# [GIVEN ENTRIES]
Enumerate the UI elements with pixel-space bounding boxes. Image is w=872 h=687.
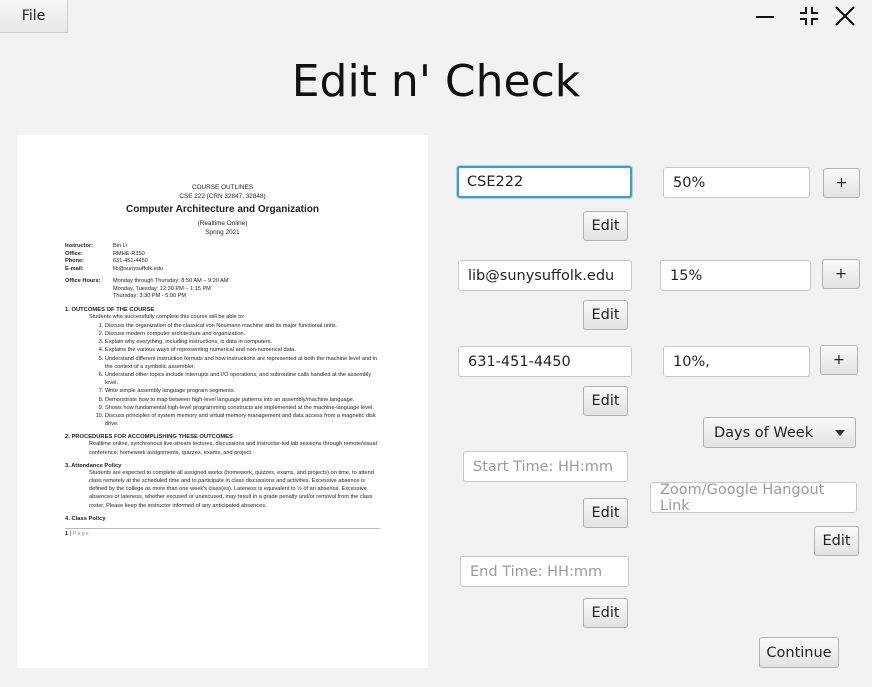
edit-start-time-button[interactable]: Edit [583, 498, 628, 528]
doc-course-title: Computer Architecture and Organization [126, 204, 319, 215]
doc-section-heading: 4. Class Policy [65, 515, 106, 522]
doc-office-hours-key: Office Hours: [65, 278, 101, 284]
add-button-3[interactable]: + [820, 345, 858, 375]
email-field[interactable]: lib@sunysuffolk.edu [458, 260, 632, 291]
file-menu[interactable]: File [0, 0, 68, 33]
doc-info-value: RMHE-R350 [113, 250, 145, 257]
close-icon[interactable] [830, 2, 860, 30]
end-time-field[interactable]: End Time: HH:mm [460, 556, 629, 587]
list-item: Explain why everything, including instru… [105, 338, 380, 346]
doc-subheading: CSE 222 (CRN 32847, 32848) [179, 193, 266, 200]
percent-field-1[interactable]: 50% [663, 167, 810, 198]
list-item: Demonstrate how to map between high-leve… [105, 396, 380, 404]
list-item: Discuss the organization of the classica… [105, 322, 380, 330]
doc-mode: (Realtime Online) [197, 220, 248, 227]
minimize-icon[interactable] [750, 2, 780, 30]
doc-heading: COURSE OUTLINES [191, 184, 254, 191]
doc-outcomes-list: Discuss the organization of the classica… [65, 322, 380, 429]
days-of-week-select[interactable]: Days of Week [703, 417, 856, 448]
percent-field-2[interactable]: 15% [660, 260, 811, 291]
doc-info-key: Office: [65, 250, 83, 257]
document-preview: COURSE OUTLINES CSE 222 (CRN 32847, 3284… [17, 135, 428, 668]
meeting-link-field[interactable]: Zoom/Google Hangout Link [650, 482, 857, 514]
doc-office-hours: Monday through Thursday: 8:50 AM – 9:20 … [113, 278, 229, 284]
course-code-field[interactable]: CSE222 [457, 166, 632, 198]
doc-info-key: E-mail: [65, 265, 84, 272]
doc-info-key: Instructor: [65, 243, 93, 249]
list-item: Explains the various ways of representin… [105, 346, 380, 354]
doc-footer: 1 | Page [65, 527, 380, 537]
list-item: Understand different instruction formats… [105, 355, 380, 371]
edit-end-time-button[interactable]: Edit [583, 598, 628, 628]
doc-page-number: 1 [65, 530, 69, 537]
doc-paragraph: Students are expected to complete all as… [89, 469, 374, 509]
doc-info-key: Phone: [65, 258, 84, 264]
edit-phone-button[interactable]: Edit [583, 386, 628, 416]
list-item: Write simple assembly language program s… [105, 387, 380, 395]
edit-email-button[interactable]: Edit [583, 300, 628, 330]
continue-button[interactable]: Continue [759, 637, 839, 668]
list-item: Shows how fundamental high-level program… [105, 404, 380, 412]
doc-term: Spring 2021 [205, 229, 240, 236]
phone-field[interactable]: 631-451-4450 [458, 346, 632, 377]
list-item: Understand other topics include interrup… [105, 371, 380, 387]
edit-course-button[interactable]: Edit [583, 211, 628, 241]
list-item: Discuss principles of system memory and … [105, 412, 380, 428]
doc-paragraph: Realtime online, synchronous live-stream… [89, 441, 377, 456]
edit-link-button[interactable]: Edit [814, 526, 859, 556]
restore-icon[interactable] [794, 2, 824, 30]
add-button-1[interactable]: + [823, 168, 860, 198]
page-title: Edit n' Check [291, 56, 581, 107]
percent-field-3[interactable]: 10%, [663, 346, 810, 377]
doc-page-label: Page [72, 530, 90, 537]
doc-office-hours: Monday, Tuesday: 12:30 PM – 1:15 PM [113, 285, 211, 292]
chevron-down-icon [835, 429, 845, 436]
doc-info-value: lib@sunysuffolk.edu [113, 265, 164, 272]
doc-info-value: Bin Li [113, 243, 127, 249]
days-selected-label: Days of Week [714, 424, 814, 441]
doc-info-value: 631-451-4450 [113, 258, 148, 264]
list-item: Discuss modern computer architecture and… [105, 330, 380, 338]
doc-office-hours: Thursday: 3:30 PM - 5:00 PM [113, 293, 187, 299]
doc-paragraph: Students who successfully complete this … [89, 313, 245, 320]
start-time-field[interactable]: Start Time: HH:mm [463, 451, 628, 482]
add-button-2[interactable]: + [822, 259, 860, 289]
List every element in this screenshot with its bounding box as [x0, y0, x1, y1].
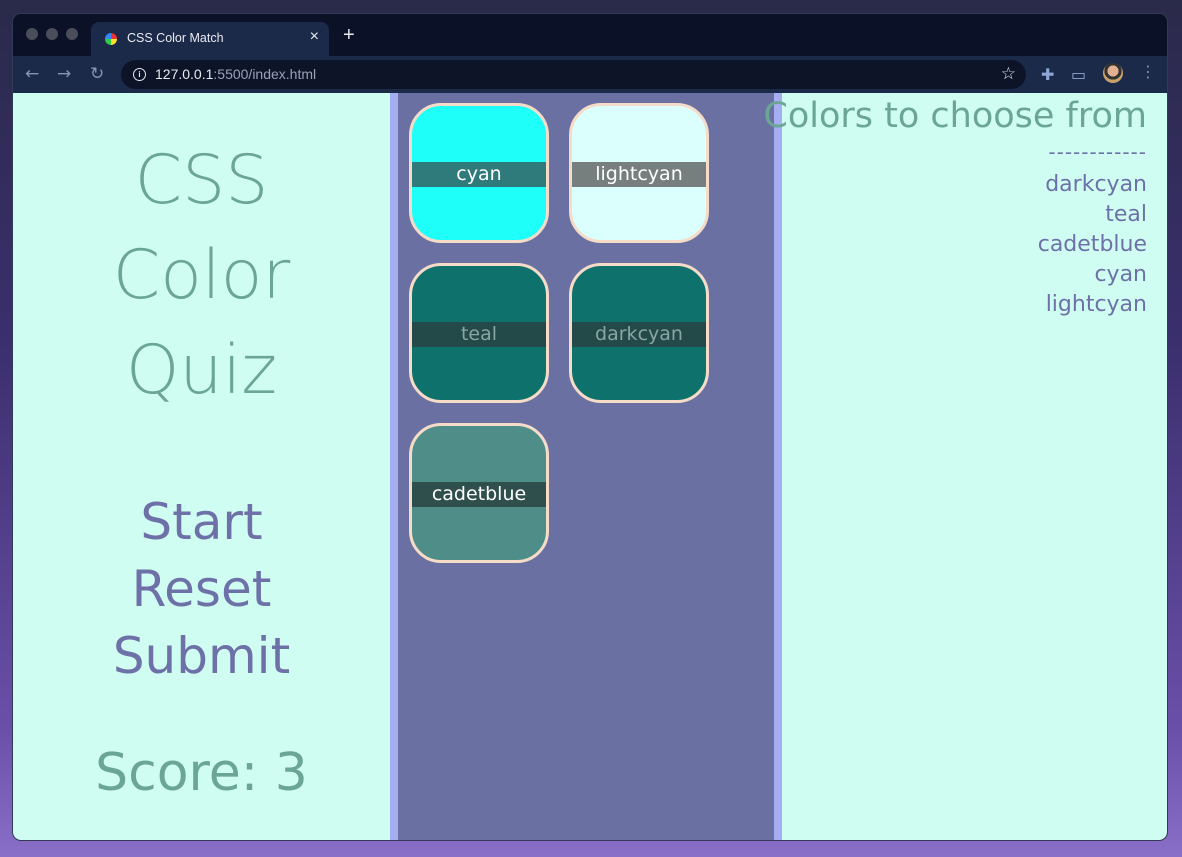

# [WHAT YOU SHOULD DO]
Please retype all the lines above exactly, leaving the pictures out of your answer.

# [RESPONSE BELOW]
Enumerate the UI elements with pixel-space bounding boxes. Image is w=872 h=687.
edit-start-time-button[interactable]: Edit [583, 498, 628, 528]
doc-course-title: Computer Architecture and Organization [126, 204, 319, 215]
doc-section-heading: 4. Class Policy [65, 515, 106, 522]
doc-office-hours-key: Office Hours: [65, 278, 101, 284]
add-button-3[interactable]: + [820, 345, 858, 375]
email-field[interactable]: lib@sunysuffolk.edu [458, 260, 632, 291]
file-menu[interactable]: File [0, 0, 68, 33]
doc-info-value: RMHE-R350 [113, 250, 145, 257]
close-icon[interactable] [830, 2, 860, 30]
end-time-field[interactable]: End Time: HH:mm [460, 556, 629, 587]
list-item: Explain why everything, including instru… [105, 338, 380, 346]
doc-subheading: CSE 222 (CRN 32847, 32848) [179, 193, 266, 200]
percent-field-1[interactable]: 50% [663, 167, 810, 198]
list-item: Demonstrate how to map between high-leve… [105, 396, 380, 404]
list-item: Discuss the organization of the classica… [105, 322, 380, 330]
doc-mode: (Realtime Online) [197, 220, 248, 227]
minimize-icon[interactable] [750, 2, 780, 30]
doc-heading: COURSE OUTLINES [191, 184, 254, 191]
doc-outcomes-list: Discuss the organization of the classica… [65, 322, 380, 429]
days-of-week-select[interactable]: Days of Week [703, 417, 856, 448]
percent-field-2[interactable]: 15% [660, 260, 811, 291]
doc-info-key: Office: [65, 250, 83, 257]
document-preview: COURSE OUTLINES CSE 222 (CRN 32847, 3284… [17, 135, 428, 668]
meeting-link-field[interactable]: Zoom/Google Hangout Link [650, 482, 857, 514]
doc-office-hours: Monday through Thursday: 8:50 AM – 9:20 … [113, 278, 229, 284]
course-code-field[interactable]: CSE222 [457, 166, 632, 198]
doc-info-key: E-mail: [65, 265, 84, 272]
doc-info-key: Instructor: [65, 243, 93, 249]
list-item: Explains the various ways of representin… [105, 346, 380, 354]
doc-footer: 1 | Page [65, 527, 380, 537]
list-item: Understand different instruction formats… [105, 355, 380, 371]
edit-end-time-button[interactable]: Edit [583, 598, 628, 628]
doc-page-number: 1 [65, 530, 69, 537]
doc-paragraph: Students are expected to complete all as… [89, 469, 374, 509]
doc-info-key: Phone: [65, 258, 84, 264]
edit-phone-button[interactable]: Edit [583, 386, 628, 416]
list-item: Write simple assembly language program s… [105, 387, 380, 395]
edit-email-button[interactable]: Edit [583, 300, 628, 330]
continue-button[interactable]: Continue [759, 637, 839, 668]
list-item: Shows how fundamental high-level program… [105, 404, 380, 412]
doc-term: Spring 2021 [205, 229, 240, 236]
phone-field[interactable]: 631-451-4450 [458, 346, 632, 377]
list-item: Understand other topics include interrup… [105, 371, 380, 387]
edit-course-button[interactable]: Edit [583, 211, 628, 241]
list-item: Discuss principles of system memory and … [105, 412, 380, 428]
doc-paragraph: Realtime online, synchronous live-stream… [89, 441, 377, 456]
edit-link-button[interactable]: Edit [814, 526, 859, 556]
restore-icon[interactable] [794, 2, 824, 30]
add-button-1[interactable]: + [823, 168, 860, 198]
page-title: Edit n' Check [291, 56, 581, 107]
percent-field-3[interactable]: 10%, [663, 346, 810, 377]
doc-page-label: Page [72, 530, 90, 537]
doc-office-hours: Monday, Tuesday: 12:30 PM – 1:15 PM [113, 285, 211, 292]
chevron-down-icon [835, 429, 845, 436]
doc-info-value: lib@sunysuffolk.edu [113, 265, 164, 272]
doc-info-value: Bin Li [113, 243, 127, 249]
days-selected-label: Days of Week [714, 424, 814, 441]
doc-info-value: 631-451-4450 [113, 258, 148, 264]
list-item: Discuss modern computer architecture and… [105, 330, 380, 338]
doc-office-hours: Thursday: 3:30 PM - 5:00 PM [113, 293, 187, 299]
doc-paragraph: Students who successfully complete this … [89, 313, 245, 320]
start-time-field[interactable]: Start Time: HH:mm [463, 451, 628, 482]
add-button-2[interactable]: + [822, 259, 860, 289]
List every element in this screenshot with its bounding box as [x0, y0, x1, y1].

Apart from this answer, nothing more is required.